Print the listing below in its entirety, character for character.
[start]
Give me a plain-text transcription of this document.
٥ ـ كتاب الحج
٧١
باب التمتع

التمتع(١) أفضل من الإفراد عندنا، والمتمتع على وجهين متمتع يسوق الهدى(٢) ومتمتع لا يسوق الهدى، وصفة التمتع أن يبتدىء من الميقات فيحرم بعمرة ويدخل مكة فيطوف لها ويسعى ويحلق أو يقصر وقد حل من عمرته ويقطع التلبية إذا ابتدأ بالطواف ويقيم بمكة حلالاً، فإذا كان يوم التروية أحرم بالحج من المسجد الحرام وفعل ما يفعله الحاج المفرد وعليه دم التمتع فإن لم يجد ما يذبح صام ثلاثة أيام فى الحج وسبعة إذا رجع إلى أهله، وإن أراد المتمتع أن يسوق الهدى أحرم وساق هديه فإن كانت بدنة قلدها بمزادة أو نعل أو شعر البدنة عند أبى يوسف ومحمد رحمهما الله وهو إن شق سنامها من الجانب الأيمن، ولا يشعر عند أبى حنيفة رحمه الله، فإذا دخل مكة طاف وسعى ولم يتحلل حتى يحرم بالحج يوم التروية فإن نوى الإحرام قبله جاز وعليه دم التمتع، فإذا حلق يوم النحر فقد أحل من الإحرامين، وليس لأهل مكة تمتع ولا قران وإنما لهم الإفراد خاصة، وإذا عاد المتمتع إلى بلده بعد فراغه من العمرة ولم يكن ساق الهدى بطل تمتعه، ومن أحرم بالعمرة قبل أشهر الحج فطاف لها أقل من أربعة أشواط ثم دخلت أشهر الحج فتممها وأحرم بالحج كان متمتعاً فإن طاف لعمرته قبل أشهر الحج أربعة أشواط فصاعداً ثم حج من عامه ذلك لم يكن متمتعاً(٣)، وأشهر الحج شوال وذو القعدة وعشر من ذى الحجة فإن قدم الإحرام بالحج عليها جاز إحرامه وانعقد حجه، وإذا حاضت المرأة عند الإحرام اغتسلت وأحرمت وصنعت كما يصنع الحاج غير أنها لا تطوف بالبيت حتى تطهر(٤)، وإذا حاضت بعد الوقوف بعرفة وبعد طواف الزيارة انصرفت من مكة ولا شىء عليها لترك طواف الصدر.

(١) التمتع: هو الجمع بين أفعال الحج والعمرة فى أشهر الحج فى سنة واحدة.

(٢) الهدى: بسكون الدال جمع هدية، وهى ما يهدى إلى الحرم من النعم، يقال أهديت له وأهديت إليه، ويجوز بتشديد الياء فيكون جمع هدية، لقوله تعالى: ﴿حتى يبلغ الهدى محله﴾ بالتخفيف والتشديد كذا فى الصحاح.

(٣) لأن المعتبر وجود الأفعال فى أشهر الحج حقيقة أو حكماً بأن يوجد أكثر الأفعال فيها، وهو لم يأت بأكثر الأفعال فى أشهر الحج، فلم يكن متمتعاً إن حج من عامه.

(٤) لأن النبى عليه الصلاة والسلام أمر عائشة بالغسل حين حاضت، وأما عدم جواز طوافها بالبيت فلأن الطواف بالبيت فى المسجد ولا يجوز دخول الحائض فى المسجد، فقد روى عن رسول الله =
[end]
THE RESPONSE
Give me a plain-text transcription of this document.
٥ ـ كتاب الحج
٧١
باب التمتع

التمتع(١) أفضل من الإفراد عندنا، والمتمتع على وجهين متمتع يسوق الهدى(٢) ومتمتع لا يسوق الهدى، وصفة التمتع أن يبتدىء من الميقات فيحرم بعمرة ويدخل مكة فيطوف لها ويسعى ويحلق أو يقصر وقد حل من عمرته ويقطع التلبية إذا ابتدأ بالطواف ويقيم بمكة حلالاً، فإذا كان يوم التروية أحرم بالحج من المسجد الحرام وفعل ما يفعله الحاج المفرد وعليه دم التمتع فإن لم يجد ما يذبح صام ثلاثة أيام فى الحج وسبعة إذا رجع إلى أهله، وإن أراد المتمتع أن يسوق الهدى أحرم وساق هديه فإن كانت بدنة قلدها بمزادة أو نعل أو شعر البدنة عند أبى يوسف ومحمد رحمهما الله وهو إن شق سنامها من الجانب الأيمن، ولا يشعر عند أبى حنيفة رحمه الله، فإذا دخل مكة طاف وسعى ولم يتحلل حتى يحرم بالحج يوم التروية فإن نوى الإحرام قبله جاز وعليه دم التمتع، فإذا حلق يوم النحر فقد أحل من الإحرامين، وليس لأهل مكة تمتع ولا قران وإنما لهم الإفراد خاصة، وإذا عاد المتمتع إلى بلده بعد فراغه من العمرة ولم يكن ساق الهدى بطل تمتعه، ومن أحرم بالعمرة قبل أشهر الحج فطاف لها أقل من أربعة أشواط ثم دخلت أشهر الحج فتممها وأحرم بالحج كان متمتعاً فإن طاف لعمرته قبل أشهر الحج أربعة أشواط فصاعداً ثم حج من عامه ذلك لم يكن متمتعاً(٣)، وأشهر الحج شوال وذو القعدة وعشر من ذى الحجة فإن قدم الإحرام بالحج عليها جاز إحرامه وانعقد حجه، وإذا حاضت المرأة عند الإحرام اغتسلت وأحرمت وصنعت كما يصنع الحاج غير أنها لا تطوف بالبيت حتى تطهر(٤)، وإذا حاضت بعد الوقوف بعرفة وبعد طواف الزيارة انصرفت من مكة ولا شىء عليها لترك طواف الصدر.

(١) التمتع: هو الجمع بين أفعال الحج والعمرة فى أشهر الحج فى سنة واحدة.

(٢) الهدى: بسكون الدال جمع هدية، وهى ما يهدى إلى الحرم من النعم، يقال أهديت له وأهديت إليه، ويجوز بتشديد الياء فيكون جمع هدية، لقوله تعالى: ﴿حتى يبلغ الهدى محله﴾ بالتخفيف والتشديد كذا فى الصحاح.

(٣) لأن المعتبر وجود الأفعال فى أشهر الحج حقيقة أو حكماً بأن يوجد أكثر الأفعال فيها، وهو لم يأت بأكثر الأفعال فى أشهر الحج، فلم يكن متمتعاً إن حج من عامه.

(٤) لأن النبى عليه الصلاة والسلام أمر عائشة بالغسل حين حاضت، وأما عدم جواز طوافها بالبيت فلأن الطواف بالبيت فى المسجد ولا يجوز دخول الحائض فى المسجد، فقد روى عن رسول الله =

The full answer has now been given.